§ THE REQUEST
Sift the listing for lines that hold the string "已知数列" and pull them out.

[Recorded data]
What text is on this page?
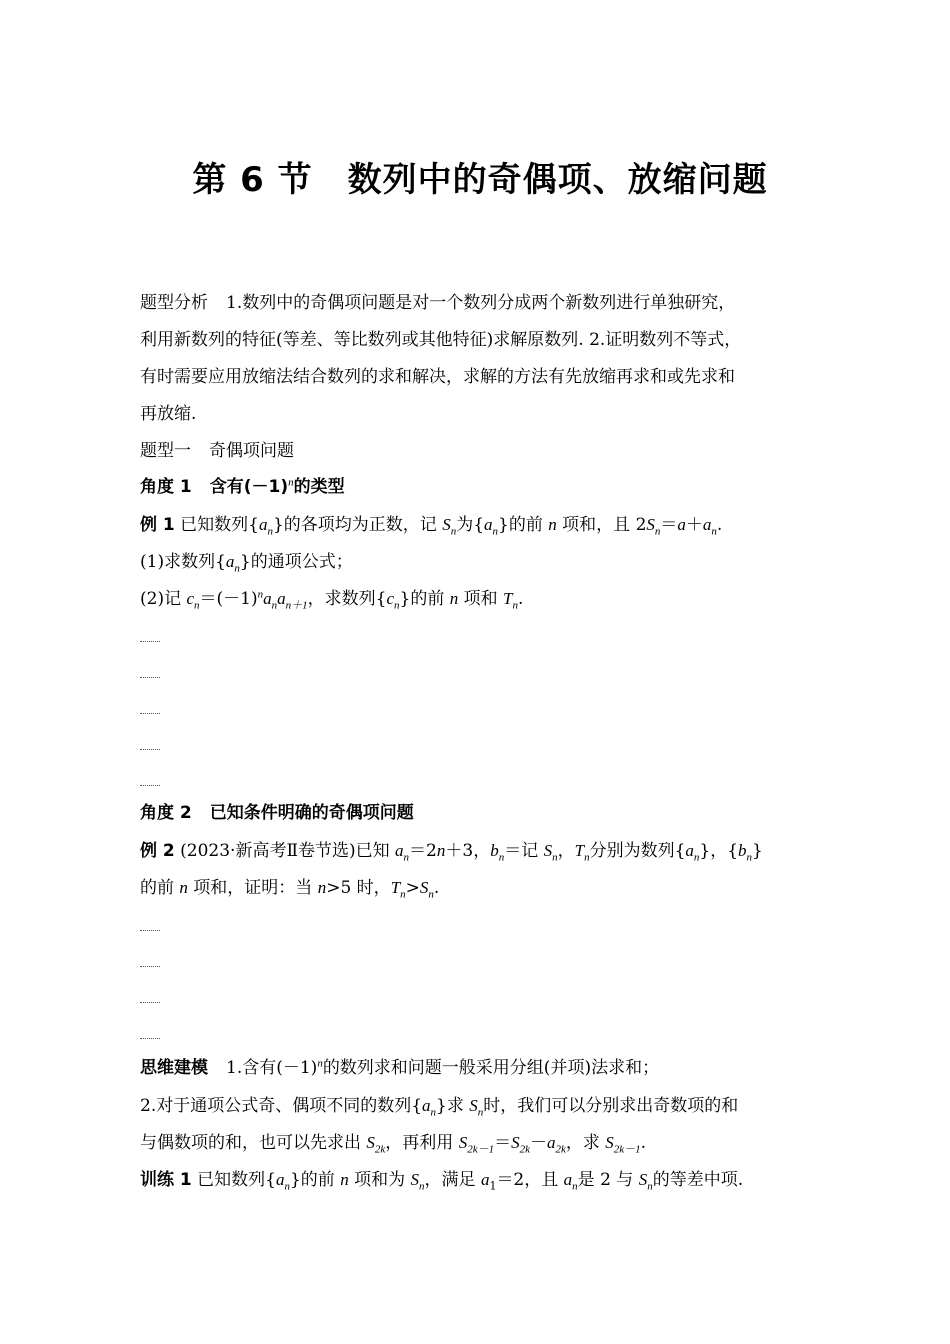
第 6 节　数列中的奇偶项、放缩问题
题型分析 1.数列中的奇偶项问题是对一个数列分成两个新数列进行单独研究，
利用新数列的特征(等差、等比数列或其他特征)求解原数列. 2.证明数列不等式，
有时需要应用放缩法结合数列的求和解决，求解的方法有先放缩再求和或先求和
再放缩.
题型一 奇偶项问题
角度 1 含有$(-1)^n$的类型
例 1 已知数列$\{a_n\}$的各项均为正数，记 $S_n$为$\{a_n\}$的前 n 项和，且 $2S_n=a+a_n$.
(1)求数列$\{a_n\}$的通项公式；
(2)记 $c_n=(-1)^na_na_{n+1}$，求数列$\{c_n\}$的前 n 项和 $T_n$.
角度 2 已知条件明确的奇偶项问题
例 2 (2023·新高考Ⅱ卷节选)已知 $a_n=2n+3$，$b_n=$记 $S_n$，$T_n$分别为数列$\{a_n\}$，$\{b_n\}$
的前 n 项和，证明：当 n>5 时，$T_n>S_n$.
思维建模 1.含有$(-1)^n$的数列求和问题一般采用分组(并项)法求和；
2.对于通项公式奇、偶项不同的数列$\{a_n\}$求 $S_n$时，我们可以分别求出奇数项的和
与偶数项的和，也可以先求出 $S_{2k}$，再利用 $S_{2k-1}=S_{2k}-a_{2k}$，求 $S_{2k-1}$.
训练 1 已知数列$\{a_n\}$的前 n 项和为 $S_n$，满足 $a_1=2$，且 $a_n$是 2 与 $S_n$的等差中项.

§ TASK RESPONSE
例 1 已知数列$\{a_n\}$的各项均为正数，记 $S_n$为$\{a_n\}$的前 n 项和，且 $2S_n=a+a_n$.
训练 1 已知数列$\{a_n\}$的前 n 项和为 $S_n$，满足 $a_1=2$，且 $a_n$是 2 与 $S_n$的等差中项.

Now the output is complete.